--- Start of Provided entries ---

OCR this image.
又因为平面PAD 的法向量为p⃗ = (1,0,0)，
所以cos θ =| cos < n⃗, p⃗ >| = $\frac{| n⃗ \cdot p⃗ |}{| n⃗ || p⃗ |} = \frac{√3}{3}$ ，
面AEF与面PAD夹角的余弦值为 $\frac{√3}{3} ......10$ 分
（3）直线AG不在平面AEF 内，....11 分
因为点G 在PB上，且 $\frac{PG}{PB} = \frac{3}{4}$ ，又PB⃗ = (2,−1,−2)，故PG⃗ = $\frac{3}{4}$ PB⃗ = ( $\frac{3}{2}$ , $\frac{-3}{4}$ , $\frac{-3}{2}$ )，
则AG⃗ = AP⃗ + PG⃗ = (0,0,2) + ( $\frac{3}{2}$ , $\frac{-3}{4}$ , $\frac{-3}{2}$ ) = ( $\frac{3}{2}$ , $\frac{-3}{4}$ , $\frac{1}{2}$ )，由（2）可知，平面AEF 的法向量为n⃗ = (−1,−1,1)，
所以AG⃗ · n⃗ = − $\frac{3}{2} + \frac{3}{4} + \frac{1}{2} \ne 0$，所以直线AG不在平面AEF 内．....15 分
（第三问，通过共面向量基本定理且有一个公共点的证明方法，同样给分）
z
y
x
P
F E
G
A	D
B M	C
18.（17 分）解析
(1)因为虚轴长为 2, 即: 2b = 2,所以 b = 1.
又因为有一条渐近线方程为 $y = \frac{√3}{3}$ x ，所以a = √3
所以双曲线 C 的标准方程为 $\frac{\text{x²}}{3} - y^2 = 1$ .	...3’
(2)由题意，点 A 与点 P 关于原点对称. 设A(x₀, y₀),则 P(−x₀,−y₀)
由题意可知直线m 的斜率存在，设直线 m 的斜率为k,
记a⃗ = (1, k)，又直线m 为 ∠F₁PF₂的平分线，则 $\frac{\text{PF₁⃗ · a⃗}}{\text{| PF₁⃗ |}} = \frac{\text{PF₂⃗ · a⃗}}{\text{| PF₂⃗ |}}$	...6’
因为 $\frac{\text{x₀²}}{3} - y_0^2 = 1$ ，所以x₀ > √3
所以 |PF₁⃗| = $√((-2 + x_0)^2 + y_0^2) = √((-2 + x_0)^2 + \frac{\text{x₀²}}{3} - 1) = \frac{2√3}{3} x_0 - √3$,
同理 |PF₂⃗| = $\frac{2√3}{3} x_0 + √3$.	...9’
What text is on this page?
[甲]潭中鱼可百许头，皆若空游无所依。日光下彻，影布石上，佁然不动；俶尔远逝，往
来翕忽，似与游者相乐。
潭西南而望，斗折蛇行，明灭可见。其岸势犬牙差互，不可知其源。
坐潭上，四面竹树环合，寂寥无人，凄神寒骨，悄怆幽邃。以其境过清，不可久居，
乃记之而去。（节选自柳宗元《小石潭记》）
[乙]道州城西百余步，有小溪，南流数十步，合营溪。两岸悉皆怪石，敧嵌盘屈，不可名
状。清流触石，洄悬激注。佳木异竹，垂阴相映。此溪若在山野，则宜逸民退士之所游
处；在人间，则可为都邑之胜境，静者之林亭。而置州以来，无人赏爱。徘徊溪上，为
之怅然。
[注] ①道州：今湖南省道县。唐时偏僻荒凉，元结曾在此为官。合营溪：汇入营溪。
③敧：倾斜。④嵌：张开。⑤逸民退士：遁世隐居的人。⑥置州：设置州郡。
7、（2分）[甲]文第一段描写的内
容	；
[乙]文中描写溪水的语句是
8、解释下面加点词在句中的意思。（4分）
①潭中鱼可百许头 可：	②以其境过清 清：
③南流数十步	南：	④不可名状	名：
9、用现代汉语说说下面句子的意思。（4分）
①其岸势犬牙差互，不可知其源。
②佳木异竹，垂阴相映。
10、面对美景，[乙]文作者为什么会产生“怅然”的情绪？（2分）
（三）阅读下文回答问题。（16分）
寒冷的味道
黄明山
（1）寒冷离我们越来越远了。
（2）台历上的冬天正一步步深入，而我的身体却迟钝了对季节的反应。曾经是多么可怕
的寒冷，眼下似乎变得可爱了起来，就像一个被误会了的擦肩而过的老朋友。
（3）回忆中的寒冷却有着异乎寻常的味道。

--- End of Provided entries ---

Copy out every line of the data that includes the word "frac".

§ Full response
所以cos θ =| cos < n⃗, p⃗ >| = $\frac{| n⃗ \cdot p⃗ |}{| n⃗ || p⃗ |} = \frac{√3}{3}$ ，
面AEF与面PAD夹角的余弦值为 $\frac{√3}{3} ......10$ 分
因为点G 在PB上，且 $\frac{PG}{PB} = \frac{3}{4}$ ，又PB⃗ = (2,−1,−2)，故PG⃗ = $\frac{3}{4}$ PB⃗ = ( $\frac{3}{2}$ , $\frac{-3}{4}$ , $\frac{-3}{2}$ )，
则AG⃗ = AP⃗ + PG⃗ = (0,0,2) + ( $\frac{3}{2}$ , $\frac{-3}{4}$ , $\frac{-3}{2}$ ) = ( $\frac{3}{2}$ , $\frac{-3}{4}$ , $\frac{1}{2}$ )，由（2）可知，平面AEF 的法向量为n⃗ = (−1,−1,1)，
所以AG⃗ · n⃗ = − $\frac{3}{2} + \frac{3}{4} + \frac{1}{2} \ne 0$，所以直线AG不在平面AEF 内．....15 分
又因为有一条渐近线方程为 $y = \frac{√3}{3}$ x ，所以a = √3
所以双曲线 C 的标准方程为 $\frac{\text{x²}}{3} - y^2 = 1$ .	...3’
记a⃗ = (1, k)，又直线m 为 ∠F₁PF₂的平分线，则 $\frac{\text{PF₁⃗ · a⃗}}{\text{| PF₁⃗ |}} = \frac{\text{PF₂⃗ · a⃗}}{\text{| PF₂⃗ |}}$	...6’
因为 $\frac{\text{x₀²}}{3} - y_0^2 = 1$ ，所以x₀ > √3
所以 |PF₁⃗| = $√((-2 + x_0)^2 + y_0^2) = √((-2 + x_0)^2 + \frac{\text{x₀²}}{3} - 1) = \frac{2√3}{3} x_0 - √3$,
同理 |PF₂⃗| = $\frac{2√3}{3} x_0 + √3$.	...9’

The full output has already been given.